▶ Your instructions: The listing below should be copied in full, word for word.

▶ Source data:
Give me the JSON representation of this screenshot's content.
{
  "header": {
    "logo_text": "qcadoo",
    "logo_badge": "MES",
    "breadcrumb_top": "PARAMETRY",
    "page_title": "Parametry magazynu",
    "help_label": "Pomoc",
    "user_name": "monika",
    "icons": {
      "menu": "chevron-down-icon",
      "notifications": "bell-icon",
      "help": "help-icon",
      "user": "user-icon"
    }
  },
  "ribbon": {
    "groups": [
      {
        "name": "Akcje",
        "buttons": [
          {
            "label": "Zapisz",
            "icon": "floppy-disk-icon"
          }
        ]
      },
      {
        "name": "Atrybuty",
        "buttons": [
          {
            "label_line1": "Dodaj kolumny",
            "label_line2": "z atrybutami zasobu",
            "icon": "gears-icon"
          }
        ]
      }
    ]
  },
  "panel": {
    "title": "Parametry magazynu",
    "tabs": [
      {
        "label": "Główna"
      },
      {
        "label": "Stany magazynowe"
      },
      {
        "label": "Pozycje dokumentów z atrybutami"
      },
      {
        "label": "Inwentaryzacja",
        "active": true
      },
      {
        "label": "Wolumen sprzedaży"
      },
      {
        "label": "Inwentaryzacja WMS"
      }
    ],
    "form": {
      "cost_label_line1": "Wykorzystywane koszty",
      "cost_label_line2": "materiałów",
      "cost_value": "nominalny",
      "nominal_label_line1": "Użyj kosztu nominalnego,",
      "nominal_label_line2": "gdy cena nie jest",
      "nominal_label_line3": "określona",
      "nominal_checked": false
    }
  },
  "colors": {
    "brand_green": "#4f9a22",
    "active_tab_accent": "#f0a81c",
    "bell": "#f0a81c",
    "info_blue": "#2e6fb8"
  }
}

▶ Expected answer:
Give me the JSON representation of this screenshot's content.
{
  "header": {
    "logo_text": "qcadoo",
    "logo_badge": "MES",
    "breadcrumb_top": "PARAMETRY",
    "page_title": "Parametry magazynu",
    "help_label": "Pomoc",
    "user_name": "monika",
    "icons": {
      "menu": "chevron-down-icon",
      "notifications": "bell-icon",
      "help": "help-icon",
      "user": "user-icon"
    }
  },
  "ribbon": {
    "groups": [
      {
        "name": "Akcje",
        "buttons": [
          {
            "label": "Zapisz",
            "icon": "floppy-disk-icon"
          }
        ]
      },
      {
        "name": "Atrybuty",
        "buttons": [
          {
            "label_line1": "Dodaj kolumny",
            "label_line2": "z atrybutami zasobu",
            "icon": "gears-icon"
          }
        ]
      }
    ]
  },
  "panel": {
    "title": "Parametry magazynu",
    "tabs": [
      {
        "label": "Główna"
      },
      {
        "label": "Stany magazynowe"
      },
      {
        "label": "Pozycje dokumentów z atrybutami"
      },
      {
        "label": "Inwentaryzacja",
        "active": true
      },
      {
        "label": "Wolumen sprzedaży"
      },
      {
        "label": "Inwentaryzacja WMS"
      }
    ],
    "form": {
      "cost_label_line1": "Wykorzystywane koszty",
      "cost_label_line2": "materiałów",
      "cost_value": "nominalny",
      "nominal_label_line1": "Użyj kosztu nominalnego,",
      "nominal_label_line2": "gdy cena nie jest",
      "nominal_label_line3": "określona",
      "nominal_checked": false
    }
  },
  "colors": {
    "brand_green": "#4f9a22",
    "active_tab_accent": "#f0a81c",
    "bell": "#f0a81c",
    "info_blue": "#2e6fb8"
  }
}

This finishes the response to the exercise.